▶ [Directions] Where does the string "origin" appear? Copy every line of the entries below that holds it.
[start of Recorded information]
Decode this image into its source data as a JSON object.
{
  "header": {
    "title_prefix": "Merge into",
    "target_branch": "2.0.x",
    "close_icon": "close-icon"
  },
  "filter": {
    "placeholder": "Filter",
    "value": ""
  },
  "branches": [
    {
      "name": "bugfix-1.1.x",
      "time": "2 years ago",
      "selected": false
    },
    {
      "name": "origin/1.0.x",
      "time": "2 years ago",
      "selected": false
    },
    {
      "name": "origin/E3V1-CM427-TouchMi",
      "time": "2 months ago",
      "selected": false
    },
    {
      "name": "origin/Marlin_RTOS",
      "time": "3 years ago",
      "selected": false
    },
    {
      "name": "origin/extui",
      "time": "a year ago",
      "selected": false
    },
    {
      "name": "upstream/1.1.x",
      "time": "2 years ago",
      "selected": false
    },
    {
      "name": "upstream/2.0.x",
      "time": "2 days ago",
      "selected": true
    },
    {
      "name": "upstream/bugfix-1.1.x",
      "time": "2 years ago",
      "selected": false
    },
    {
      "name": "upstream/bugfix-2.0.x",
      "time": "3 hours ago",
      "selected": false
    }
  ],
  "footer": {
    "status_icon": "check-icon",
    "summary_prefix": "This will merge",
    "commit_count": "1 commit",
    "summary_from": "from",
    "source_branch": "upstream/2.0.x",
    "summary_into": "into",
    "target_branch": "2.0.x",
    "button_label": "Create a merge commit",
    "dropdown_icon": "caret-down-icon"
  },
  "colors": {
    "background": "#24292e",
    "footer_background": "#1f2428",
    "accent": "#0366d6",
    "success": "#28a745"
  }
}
[end of Recorded information]
▶ [Finished task]
      "name": "origin/1.0.x",
      "name": "origin/E3V1-CM427-TouchMi",
      "name": "origin/Marlin_RTOS",
      "name": "origin/extui",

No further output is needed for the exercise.